List each line in which the string "SRMTID" appears.

[Figure record extracts]
....

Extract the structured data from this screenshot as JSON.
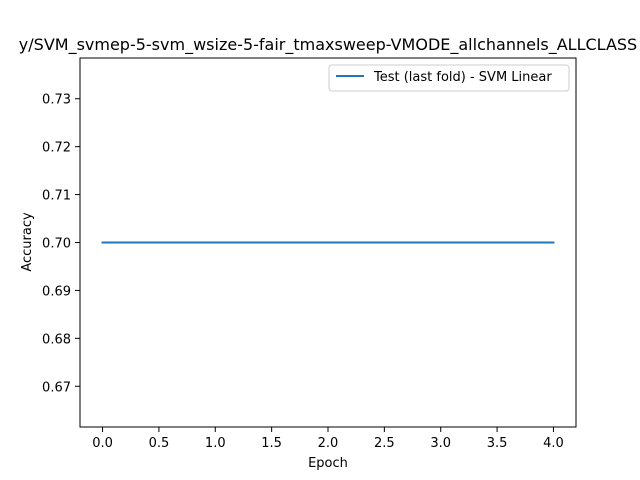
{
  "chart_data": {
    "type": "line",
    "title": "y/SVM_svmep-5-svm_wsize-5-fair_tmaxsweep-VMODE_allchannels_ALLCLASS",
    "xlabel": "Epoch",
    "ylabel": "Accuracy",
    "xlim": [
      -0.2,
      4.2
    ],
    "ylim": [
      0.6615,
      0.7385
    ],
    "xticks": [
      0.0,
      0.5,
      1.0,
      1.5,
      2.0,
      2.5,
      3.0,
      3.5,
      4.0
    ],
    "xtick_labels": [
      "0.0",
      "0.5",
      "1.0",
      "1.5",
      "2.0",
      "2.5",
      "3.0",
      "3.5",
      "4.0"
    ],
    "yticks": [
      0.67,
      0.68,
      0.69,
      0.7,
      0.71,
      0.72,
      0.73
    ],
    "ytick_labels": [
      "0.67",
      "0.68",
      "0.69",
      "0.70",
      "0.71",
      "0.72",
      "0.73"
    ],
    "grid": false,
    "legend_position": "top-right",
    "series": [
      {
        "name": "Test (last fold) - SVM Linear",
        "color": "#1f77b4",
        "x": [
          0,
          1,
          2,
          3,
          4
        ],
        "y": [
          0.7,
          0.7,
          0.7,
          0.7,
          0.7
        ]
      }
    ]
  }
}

....

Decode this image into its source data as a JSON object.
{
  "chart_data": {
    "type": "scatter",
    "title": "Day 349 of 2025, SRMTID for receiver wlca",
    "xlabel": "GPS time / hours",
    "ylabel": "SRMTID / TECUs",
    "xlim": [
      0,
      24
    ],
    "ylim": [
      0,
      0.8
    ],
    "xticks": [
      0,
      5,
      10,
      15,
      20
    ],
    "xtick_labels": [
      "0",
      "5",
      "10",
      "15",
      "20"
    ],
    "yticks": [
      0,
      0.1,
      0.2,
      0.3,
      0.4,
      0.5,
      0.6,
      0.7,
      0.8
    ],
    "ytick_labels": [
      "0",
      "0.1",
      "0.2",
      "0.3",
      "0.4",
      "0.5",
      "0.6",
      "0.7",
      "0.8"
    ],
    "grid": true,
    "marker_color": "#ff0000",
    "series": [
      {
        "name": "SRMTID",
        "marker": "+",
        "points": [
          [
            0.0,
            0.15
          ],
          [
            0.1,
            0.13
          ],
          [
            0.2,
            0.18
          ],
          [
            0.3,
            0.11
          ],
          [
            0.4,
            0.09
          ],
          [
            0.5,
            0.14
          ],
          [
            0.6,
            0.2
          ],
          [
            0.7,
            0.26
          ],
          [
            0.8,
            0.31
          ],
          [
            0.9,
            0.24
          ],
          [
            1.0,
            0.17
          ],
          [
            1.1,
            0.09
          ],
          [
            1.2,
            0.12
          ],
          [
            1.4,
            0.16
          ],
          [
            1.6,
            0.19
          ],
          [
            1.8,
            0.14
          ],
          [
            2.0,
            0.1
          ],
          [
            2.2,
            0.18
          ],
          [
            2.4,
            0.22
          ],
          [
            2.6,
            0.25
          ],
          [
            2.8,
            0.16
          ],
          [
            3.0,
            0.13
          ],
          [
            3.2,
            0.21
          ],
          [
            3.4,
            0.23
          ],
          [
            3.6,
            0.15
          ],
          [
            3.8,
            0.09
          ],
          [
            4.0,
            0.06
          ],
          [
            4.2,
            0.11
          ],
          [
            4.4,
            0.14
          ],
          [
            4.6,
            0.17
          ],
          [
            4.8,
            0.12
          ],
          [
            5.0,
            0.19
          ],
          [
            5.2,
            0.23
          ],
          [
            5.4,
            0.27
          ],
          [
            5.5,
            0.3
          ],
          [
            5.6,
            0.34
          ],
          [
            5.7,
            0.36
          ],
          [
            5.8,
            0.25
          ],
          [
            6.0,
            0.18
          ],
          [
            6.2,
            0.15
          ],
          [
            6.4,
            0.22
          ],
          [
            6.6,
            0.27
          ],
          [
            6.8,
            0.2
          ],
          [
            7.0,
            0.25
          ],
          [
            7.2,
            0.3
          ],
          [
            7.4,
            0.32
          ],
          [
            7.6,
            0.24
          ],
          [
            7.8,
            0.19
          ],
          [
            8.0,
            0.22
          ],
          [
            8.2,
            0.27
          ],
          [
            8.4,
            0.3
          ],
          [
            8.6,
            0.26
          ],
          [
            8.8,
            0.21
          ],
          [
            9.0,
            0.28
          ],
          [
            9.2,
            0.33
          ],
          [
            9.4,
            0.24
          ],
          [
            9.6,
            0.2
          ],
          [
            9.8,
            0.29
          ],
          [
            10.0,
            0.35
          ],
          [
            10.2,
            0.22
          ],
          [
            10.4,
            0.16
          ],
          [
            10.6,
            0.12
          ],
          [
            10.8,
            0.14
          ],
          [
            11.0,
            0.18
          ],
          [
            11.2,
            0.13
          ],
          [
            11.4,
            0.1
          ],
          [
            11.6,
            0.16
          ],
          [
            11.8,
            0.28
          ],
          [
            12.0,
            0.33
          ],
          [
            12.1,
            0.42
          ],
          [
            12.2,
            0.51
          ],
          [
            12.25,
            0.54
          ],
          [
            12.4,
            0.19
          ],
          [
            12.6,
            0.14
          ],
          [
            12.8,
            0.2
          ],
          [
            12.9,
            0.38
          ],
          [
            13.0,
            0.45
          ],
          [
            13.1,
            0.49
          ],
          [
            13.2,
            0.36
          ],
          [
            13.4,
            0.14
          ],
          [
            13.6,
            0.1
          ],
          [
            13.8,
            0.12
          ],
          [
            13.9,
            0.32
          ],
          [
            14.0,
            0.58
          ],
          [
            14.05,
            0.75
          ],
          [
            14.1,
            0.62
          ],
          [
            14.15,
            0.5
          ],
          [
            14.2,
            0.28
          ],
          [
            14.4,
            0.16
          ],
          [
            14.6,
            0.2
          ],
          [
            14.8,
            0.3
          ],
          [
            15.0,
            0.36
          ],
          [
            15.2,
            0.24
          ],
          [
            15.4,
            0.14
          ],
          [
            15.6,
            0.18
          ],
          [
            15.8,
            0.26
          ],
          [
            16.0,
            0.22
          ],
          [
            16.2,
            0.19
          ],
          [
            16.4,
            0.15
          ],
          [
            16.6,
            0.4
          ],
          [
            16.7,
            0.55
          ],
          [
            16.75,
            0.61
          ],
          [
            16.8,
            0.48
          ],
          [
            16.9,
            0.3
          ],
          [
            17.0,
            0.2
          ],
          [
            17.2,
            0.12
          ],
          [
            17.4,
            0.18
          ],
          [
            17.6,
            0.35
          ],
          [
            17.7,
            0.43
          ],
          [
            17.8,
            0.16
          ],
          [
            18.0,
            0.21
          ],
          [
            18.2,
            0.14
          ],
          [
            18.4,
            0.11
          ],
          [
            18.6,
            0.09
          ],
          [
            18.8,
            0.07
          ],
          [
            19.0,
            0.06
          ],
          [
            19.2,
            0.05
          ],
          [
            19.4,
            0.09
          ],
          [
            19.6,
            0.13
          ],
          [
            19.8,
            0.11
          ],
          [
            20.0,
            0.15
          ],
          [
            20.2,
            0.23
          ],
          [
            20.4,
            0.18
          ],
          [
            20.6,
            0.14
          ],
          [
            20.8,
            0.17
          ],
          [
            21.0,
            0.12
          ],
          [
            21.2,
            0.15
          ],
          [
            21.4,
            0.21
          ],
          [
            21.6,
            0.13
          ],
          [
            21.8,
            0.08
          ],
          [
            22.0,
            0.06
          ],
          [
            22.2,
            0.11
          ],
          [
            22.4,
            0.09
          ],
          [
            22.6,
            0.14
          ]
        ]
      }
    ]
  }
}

....

= RESPONSE TO THE EXERCISE =
    "title": "Day 349 of 2025, SRMTID for receiver wlca",
    "ylabel": "SRMTID / TECUs",
        "name": "SRMTID",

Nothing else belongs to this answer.